Then we have the family of five, right next door. I’m happy when they have guests and I think their three children are happy too. Those are the only moments when the adults play the role of loving parents and talk to their children with patience, and in a loving manner. The rest of the time, they could put a gang to shame. I don’t even have to check to find new phrases for swearing. They know the entire repertoire and they use it with dedication when they address one of the children. And they do, constantly. The mother complains she’s very tired in the evenings and I believe her. It is no easy task to yell nonstop and be so inventive that the swear words never overlap.
The other close neighbors are something else altogether. I’ve seen the man of the family once when he told me that I have an obnoxious dog (like I didn’t know that! Huh!). The lady I heard or better said I heard her sweeping the yard. She does that every day, at least three or four times a day. Otherwise, they come out of the house only after dark. No, they’re not vampires, because he wouldn’t have talked to me in broad daylight and she wouldn’t be so adamant that no speck of dust touches her yard.

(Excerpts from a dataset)
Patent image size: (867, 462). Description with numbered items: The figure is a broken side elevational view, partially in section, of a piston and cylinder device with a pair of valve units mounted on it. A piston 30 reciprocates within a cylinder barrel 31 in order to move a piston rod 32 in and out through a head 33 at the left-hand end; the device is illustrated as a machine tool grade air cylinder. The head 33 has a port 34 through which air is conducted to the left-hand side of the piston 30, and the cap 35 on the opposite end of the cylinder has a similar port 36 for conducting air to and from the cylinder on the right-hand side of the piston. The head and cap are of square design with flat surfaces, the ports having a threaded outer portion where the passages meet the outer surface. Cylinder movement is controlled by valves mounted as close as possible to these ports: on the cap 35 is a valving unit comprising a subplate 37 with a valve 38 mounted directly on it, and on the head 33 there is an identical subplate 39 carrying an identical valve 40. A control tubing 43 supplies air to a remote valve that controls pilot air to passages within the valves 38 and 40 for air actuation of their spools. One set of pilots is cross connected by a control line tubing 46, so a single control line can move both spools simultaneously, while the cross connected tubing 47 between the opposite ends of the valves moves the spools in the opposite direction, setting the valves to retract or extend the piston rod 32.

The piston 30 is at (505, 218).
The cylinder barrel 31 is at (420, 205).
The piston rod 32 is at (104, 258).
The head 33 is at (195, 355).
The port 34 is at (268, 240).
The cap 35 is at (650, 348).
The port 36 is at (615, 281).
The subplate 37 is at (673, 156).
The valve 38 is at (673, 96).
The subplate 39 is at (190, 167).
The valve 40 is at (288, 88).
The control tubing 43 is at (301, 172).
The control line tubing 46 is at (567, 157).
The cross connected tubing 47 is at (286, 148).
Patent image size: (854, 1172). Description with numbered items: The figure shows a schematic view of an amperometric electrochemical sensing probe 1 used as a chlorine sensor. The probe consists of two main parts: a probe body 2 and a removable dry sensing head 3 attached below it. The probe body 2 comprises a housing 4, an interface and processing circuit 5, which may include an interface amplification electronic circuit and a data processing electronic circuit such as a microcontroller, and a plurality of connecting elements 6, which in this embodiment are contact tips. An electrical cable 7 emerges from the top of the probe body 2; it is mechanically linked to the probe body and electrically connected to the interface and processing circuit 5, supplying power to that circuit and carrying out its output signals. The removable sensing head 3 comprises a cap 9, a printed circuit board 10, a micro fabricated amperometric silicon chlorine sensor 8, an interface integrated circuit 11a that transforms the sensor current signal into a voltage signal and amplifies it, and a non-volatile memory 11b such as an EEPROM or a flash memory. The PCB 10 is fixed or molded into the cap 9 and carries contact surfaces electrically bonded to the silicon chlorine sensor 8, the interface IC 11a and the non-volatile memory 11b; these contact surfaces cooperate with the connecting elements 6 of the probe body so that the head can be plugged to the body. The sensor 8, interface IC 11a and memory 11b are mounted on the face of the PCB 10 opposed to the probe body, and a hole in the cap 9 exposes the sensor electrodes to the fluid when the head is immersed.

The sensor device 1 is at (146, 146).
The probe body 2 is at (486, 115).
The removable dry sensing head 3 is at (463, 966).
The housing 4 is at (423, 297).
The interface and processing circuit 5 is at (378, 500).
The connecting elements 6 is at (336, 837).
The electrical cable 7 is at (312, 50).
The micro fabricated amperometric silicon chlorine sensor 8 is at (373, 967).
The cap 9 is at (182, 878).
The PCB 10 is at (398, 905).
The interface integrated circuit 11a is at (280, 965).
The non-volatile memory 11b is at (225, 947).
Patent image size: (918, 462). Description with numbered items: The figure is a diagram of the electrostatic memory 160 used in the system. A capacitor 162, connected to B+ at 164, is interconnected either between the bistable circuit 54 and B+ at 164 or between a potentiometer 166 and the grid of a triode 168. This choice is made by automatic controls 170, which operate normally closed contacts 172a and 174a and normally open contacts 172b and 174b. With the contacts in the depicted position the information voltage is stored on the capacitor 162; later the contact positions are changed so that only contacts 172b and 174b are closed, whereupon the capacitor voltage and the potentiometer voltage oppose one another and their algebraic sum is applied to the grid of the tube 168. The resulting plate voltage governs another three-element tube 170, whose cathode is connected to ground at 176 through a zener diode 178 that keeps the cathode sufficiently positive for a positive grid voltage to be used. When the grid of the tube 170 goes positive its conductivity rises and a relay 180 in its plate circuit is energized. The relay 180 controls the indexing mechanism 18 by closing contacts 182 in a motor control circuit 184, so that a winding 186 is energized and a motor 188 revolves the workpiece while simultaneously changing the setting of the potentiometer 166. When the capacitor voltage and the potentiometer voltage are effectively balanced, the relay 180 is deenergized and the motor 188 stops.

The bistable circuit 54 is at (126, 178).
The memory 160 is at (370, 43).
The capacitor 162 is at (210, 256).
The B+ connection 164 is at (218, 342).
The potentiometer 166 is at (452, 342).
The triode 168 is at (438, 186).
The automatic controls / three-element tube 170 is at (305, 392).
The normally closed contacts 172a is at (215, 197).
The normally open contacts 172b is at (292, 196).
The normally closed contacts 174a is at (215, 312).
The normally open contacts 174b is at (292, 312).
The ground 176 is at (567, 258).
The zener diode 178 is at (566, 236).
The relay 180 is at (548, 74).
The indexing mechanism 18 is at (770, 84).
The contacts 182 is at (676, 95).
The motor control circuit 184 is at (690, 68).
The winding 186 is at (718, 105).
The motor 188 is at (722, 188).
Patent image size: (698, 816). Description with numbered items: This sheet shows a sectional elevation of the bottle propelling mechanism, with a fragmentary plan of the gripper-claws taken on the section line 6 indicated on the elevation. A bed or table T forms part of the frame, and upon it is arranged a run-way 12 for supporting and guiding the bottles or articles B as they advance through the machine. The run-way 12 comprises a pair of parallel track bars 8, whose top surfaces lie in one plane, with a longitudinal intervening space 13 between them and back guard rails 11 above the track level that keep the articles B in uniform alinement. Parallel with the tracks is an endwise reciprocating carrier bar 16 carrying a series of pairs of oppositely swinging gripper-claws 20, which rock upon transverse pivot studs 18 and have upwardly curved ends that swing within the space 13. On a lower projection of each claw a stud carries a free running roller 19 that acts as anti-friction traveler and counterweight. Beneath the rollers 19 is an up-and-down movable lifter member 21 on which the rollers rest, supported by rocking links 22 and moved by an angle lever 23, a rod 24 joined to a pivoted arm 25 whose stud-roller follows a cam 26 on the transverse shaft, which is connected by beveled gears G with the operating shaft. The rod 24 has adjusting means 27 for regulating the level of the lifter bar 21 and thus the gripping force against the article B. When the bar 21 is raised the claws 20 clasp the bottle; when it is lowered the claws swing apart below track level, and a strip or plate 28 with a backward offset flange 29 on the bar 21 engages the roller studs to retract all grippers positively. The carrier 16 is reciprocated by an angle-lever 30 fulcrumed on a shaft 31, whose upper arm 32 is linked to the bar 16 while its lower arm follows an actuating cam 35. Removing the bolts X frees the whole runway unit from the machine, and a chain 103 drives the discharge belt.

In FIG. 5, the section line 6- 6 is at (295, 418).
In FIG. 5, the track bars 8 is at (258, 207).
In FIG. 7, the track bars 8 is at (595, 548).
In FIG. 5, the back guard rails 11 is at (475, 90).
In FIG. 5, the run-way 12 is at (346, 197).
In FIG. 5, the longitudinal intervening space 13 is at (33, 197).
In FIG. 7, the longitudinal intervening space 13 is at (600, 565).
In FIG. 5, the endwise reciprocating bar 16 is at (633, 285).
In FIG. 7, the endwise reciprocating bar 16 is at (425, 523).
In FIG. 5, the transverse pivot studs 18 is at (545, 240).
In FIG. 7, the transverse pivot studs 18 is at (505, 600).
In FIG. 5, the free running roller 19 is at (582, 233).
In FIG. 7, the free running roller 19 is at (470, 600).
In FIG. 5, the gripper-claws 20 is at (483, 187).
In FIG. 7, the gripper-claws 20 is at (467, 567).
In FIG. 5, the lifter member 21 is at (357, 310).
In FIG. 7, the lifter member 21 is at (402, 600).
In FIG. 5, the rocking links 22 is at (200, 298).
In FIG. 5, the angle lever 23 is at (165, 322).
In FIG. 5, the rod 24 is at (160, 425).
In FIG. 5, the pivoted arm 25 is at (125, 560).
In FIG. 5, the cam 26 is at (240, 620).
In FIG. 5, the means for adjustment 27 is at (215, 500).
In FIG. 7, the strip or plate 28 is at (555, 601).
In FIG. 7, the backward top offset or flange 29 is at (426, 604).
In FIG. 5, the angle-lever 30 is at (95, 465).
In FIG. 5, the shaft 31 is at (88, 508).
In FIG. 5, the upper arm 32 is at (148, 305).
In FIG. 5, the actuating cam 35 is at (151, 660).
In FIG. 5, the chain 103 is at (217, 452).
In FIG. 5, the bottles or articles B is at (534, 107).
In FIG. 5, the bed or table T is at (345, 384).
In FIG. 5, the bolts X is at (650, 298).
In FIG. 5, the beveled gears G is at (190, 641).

• TASK BRIEF
List every action the second paragraph of the neighbors text attributes to the other close neighbors.

• SOLUTION FOR THIS EXERCISE
- The man of the family told the narrator that the narrator has an obnoxious dog.
- The lady sweeps the yard every day, at least three or four times a day.
- They come out of the house only after dark.